Keep only those lines of the records that include the string "document".

Information given –

^^^^^^^^^^^^^^^^

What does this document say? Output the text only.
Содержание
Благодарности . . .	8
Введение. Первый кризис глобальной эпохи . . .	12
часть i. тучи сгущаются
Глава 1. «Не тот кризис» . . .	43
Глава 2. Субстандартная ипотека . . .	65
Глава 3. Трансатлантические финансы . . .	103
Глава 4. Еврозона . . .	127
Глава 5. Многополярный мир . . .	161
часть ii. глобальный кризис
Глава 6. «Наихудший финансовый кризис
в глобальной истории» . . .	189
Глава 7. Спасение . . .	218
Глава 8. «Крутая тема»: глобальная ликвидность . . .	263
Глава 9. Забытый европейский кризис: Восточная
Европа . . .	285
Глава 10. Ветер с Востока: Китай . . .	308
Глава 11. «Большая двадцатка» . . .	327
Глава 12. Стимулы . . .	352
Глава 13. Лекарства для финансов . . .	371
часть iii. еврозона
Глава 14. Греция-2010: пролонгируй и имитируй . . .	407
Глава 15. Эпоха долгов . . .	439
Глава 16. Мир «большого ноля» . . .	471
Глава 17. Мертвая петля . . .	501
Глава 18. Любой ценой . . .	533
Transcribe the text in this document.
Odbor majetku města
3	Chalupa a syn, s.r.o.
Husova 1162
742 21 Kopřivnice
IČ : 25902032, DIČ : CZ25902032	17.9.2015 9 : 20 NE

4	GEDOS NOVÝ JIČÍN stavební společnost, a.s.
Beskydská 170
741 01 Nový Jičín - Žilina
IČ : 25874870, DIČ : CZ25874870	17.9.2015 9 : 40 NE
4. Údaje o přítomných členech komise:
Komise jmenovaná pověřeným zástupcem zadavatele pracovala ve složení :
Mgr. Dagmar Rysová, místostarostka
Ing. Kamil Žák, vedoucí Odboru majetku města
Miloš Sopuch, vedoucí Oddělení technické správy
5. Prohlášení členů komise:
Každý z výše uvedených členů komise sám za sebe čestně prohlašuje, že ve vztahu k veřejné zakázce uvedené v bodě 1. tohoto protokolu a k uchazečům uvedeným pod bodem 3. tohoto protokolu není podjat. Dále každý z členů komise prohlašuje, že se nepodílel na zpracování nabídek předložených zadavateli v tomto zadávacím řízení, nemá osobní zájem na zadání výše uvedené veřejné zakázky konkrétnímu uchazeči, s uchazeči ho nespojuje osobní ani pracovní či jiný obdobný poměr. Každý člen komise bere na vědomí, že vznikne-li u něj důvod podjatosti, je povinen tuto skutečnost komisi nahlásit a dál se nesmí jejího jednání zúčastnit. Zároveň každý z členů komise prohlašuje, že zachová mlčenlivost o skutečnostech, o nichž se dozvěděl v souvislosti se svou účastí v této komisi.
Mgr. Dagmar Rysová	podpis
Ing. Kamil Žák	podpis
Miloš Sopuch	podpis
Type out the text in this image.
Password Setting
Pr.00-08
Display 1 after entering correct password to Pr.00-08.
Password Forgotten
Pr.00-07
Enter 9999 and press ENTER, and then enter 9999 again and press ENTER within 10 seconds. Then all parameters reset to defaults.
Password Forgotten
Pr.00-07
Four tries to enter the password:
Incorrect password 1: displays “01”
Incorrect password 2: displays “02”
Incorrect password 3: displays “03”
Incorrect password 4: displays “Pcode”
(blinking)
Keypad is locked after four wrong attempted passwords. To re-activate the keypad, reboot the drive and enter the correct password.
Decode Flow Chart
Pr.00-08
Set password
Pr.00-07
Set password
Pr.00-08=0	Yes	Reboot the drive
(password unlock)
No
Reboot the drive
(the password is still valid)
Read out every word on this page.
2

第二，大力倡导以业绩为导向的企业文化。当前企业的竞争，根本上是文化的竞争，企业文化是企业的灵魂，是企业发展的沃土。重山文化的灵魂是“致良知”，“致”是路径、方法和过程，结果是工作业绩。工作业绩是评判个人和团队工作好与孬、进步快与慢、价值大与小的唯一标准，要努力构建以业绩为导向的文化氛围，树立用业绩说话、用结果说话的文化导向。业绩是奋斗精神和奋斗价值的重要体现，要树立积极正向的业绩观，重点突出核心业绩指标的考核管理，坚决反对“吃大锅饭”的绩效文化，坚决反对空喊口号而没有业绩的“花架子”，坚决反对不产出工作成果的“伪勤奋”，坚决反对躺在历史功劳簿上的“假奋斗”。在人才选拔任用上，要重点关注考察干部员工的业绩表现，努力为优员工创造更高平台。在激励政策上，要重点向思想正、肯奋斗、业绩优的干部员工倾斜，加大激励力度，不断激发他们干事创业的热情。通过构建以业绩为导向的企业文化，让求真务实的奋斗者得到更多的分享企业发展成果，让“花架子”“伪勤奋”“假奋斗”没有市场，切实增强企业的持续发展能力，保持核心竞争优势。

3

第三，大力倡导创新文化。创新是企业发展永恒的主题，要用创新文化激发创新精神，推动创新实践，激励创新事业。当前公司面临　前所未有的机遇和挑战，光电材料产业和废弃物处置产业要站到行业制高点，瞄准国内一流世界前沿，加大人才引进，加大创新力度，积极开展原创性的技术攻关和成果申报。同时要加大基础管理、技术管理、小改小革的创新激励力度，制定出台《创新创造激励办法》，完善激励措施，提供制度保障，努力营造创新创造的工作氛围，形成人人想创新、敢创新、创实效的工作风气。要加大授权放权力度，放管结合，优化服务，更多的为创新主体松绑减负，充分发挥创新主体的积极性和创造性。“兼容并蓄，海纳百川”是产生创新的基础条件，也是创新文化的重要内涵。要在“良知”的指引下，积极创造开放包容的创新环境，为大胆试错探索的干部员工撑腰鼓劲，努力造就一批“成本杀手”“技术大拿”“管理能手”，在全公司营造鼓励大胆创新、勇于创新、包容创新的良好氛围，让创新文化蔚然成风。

^^^^^^^^^^^^^^^^

Problem solution –
What does this document say? Output the text only.
Transcribe the text in this document.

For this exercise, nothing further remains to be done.